----- Information supplied -----

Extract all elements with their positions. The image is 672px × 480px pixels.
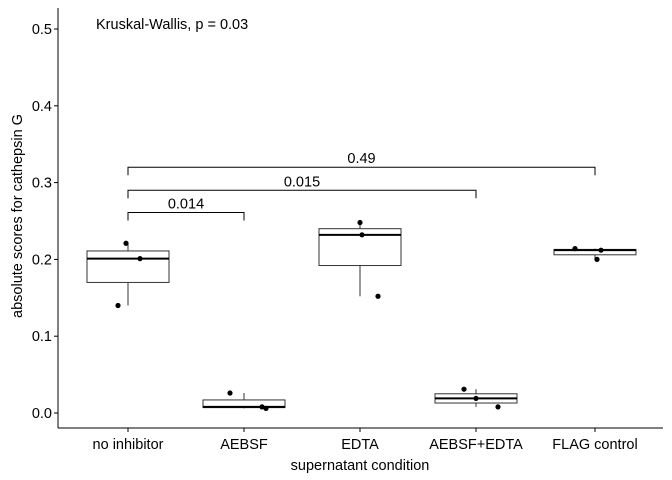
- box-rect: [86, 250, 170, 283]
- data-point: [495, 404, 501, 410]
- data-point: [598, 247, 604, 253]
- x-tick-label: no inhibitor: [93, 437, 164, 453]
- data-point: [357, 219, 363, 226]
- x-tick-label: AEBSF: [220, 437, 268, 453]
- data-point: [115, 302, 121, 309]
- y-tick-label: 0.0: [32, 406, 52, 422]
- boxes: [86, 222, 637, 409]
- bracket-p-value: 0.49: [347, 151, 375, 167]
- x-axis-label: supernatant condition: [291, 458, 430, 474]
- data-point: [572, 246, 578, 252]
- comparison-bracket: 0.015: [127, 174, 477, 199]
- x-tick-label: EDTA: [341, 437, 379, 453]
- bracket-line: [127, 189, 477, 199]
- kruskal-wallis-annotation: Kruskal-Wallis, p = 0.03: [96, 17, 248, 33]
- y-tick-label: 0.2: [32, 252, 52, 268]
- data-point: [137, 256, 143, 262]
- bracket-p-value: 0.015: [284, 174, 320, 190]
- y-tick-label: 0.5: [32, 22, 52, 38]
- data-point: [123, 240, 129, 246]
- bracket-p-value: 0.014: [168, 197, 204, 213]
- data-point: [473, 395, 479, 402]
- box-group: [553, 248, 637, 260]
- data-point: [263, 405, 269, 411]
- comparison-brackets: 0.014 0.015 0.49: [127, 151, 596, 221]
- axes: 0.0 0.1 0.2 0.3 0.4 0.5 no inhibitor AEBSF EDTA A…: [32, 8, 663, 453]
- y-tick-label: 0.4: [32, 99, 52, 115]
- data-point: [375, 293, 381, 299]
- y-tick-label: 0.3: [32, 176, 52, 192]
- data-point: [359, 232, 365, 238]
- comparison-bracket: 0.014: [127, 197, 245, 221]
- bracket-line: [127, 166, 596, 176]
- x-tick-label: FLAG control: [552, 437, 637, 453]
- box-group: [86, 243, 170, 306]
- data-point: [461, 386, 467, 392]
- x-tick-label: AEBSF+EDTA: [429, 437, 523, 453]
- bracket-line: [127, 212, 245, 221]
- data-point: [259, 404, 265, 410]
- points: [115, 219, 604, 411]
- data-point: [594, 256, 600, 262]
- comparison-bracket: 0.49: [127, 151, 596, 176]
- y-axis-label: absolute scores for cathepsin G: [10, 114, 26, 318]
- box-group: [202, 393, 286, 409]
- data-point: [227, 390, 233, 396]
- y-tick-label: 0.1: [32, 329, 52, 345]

-----
----- Information supplied -----

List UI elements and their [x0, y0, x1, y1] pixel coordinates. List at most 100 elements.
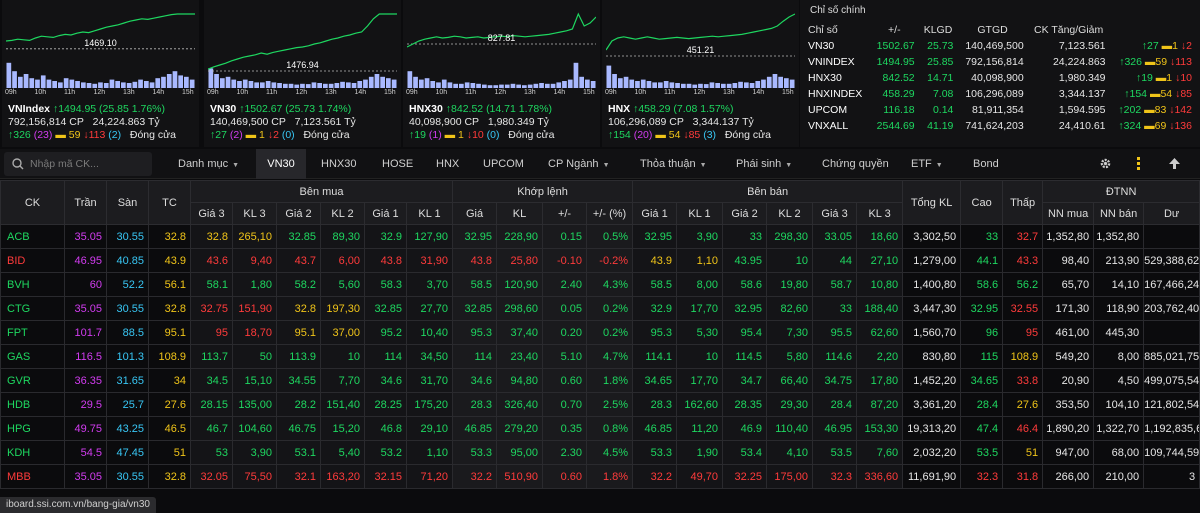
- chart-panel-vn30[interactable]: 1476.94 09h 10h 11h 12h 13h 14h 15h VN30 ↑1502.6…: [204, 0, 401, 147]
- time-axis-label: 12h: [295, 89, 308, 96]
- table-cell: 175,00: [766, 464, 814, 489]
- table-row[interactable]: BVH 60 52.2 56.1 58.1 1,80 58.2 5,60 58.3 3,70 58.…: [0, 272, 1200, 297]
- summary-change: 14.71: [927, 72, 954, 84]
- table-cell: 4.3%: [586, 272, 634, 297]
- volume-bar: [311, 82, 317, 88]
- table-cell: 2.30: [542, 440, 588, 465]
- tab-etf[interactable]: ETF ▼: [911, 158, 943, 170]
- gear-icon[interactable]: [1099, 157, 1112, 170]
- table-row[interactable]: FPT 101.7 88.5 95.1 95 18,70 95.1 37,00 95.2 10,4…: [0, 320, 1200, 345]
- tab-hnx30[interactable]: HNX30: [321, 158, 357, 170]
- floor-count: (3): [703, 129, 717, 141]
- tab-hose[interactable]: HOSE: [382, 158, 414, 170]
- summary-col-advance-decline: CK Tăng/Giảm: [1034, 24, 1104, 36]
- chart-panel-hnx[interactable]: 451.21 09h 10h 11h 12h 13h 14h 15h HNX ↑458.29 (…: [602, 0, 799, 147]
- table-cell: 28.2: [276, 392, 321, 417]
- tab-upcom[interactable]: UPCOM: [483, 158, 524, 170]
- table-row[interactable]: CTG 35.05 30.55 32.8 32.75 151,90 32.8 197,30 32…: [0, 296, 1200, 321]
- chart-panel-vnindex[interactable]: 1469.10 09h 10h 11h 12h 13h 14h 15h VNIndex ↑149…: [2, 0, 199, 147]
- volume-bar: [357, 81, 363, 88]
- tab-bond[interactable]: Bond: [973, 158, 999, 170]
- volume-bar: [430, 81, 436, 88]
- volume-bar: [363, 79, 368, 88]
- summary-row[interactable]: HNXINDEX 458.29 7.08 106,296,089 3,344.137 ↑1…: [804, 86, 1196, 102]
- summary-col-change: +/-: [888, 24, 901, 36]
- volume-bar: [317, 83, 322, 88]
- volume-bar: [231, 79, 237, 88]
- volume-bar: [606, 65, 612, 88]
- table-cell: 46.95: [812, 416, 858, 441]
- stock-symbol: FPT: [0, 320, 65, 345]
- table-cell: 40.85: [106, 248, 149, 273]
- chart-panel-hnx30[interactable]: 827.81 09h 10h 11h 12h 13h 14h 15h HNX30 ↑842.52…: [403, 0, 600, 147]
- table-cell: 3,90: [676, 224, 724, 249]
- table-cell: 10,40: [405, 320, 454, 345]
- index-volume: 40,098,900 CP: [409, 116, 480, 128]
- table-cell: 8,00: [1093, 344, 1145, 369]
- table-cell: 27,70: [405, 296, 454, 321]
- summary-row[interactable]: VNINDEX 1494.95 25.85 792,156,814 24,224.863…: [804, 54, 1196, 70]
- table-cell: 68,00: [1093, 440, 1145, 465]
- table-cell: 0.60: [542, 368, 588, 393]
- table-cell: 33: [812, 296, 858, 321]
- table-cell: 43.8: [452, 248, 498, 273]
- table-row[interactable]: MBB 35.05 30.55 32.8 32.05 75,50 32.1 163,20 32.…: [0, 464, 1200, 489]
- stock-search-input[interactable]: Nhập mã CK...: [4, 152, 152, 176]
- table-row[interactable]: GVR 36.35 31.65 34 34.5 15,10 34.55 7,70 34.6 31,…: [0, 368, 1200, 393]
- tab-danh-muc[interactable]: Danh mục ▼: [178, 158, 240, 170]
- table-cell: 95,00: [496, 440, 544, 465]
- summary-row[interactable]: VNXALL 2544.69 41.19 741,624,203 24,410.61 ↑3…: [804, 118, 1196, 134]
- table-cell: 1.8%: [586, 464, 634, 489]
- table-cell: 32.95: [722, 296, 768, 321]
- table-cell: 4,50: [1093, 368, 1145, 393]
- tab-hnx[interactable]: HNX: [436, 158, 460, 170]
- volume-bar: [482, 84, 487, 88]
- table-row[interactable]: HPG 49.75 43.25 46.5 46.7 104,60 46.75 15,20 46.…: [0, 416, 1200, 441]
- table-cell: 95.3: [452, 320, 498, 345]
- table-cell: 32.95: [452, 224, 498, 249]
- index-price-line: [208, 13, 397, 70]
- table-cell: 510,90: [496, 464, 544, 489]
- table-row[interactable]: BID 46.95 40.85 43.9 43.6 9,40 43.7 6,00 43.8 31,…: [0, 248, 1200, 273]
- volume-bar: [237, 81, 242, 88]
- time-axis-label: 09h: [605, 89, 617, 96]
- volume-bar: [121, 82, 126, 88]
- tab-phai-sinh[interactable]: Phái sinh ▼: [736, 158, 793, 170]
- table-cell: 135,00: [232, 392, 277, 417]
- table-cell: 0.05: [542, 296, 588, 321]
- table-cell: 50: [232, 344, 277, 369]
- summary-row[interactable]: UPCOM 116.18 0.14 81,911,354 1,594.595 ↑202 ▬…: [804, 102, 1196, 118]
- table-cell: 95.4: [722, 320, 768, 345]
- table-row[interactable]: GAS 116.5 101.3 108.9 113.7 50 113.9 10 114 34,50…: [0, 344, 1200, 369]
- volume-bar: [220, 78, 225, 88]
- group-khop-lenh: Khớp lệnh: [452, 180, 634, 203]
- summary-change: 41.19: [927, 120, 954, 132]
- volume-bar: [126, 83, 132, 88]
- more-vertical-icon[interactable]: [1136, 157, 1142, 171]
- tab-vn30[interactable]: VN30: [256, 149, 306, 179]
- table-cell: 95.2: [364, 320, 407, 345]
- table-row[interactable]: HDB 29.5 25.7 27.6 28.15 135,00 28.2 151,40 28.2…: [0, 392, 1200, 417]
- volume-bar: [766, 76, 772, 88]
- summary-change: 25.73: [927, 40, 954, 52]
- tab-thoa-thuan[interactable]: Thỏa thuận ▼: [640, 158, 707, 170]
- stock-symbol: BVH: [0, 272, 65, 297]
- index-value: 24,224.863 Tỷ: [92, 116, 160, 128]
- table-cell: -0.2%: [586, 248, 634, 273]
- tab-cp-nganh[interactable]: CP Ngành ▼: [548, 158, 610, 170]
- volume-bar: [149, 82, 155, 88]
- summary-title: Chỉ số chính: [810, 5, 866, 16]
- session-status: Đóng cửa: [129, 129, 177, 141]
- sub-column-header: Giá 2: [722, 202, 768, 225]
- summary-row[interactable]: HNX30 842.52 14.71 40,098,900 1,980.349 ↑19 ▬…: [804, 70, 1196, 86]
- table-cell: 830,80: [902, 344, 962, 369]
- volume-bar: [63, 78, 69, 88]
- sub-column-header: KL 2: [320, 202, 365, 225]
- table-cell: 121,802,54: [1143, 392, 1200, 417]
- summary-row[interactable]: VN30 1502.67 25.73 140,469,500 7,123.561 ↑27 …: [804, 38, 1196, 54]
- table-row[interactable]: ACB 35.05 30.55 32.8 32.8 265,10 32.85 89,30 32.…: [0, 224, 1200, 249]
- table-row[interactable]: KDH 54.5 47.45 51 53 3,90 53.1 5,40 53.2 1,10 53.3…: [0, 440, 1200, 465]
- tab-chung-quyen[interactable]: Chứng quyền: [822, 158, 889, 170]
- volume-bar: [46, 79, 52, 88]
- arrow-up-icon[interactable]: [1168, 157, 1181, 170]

-----

Task to complete:
Copy out the entries verbatim, beginning with the line containing "- chart-panel-vn30[interactable]: 1476.94" and continuing through the line containing "- table-cell: 4.3%: [586, 272, 634, 297]".

Expected answer:
- chart-panel-vn30[interactable]: 1476.94 09h 10h 11h 12h 13h 14h 15h VN30 ↑1502.6…: [204, 0, 401, 147]
- time-axis-label: 12h: [295, 89, 308, 96]
- table-cell: 175,00: [766, 464, 814, 489]
- table-row[interactable]: BVH 60 52.2 56.1 58.1 1,80 58.2 5,60 58.3 3,70 58.…: [0, 272, 1200, 297]
- summary-change: 14.71: [927, 72, 954, 84]
- table-cell: 4.3%: [586, 272, 634, 297]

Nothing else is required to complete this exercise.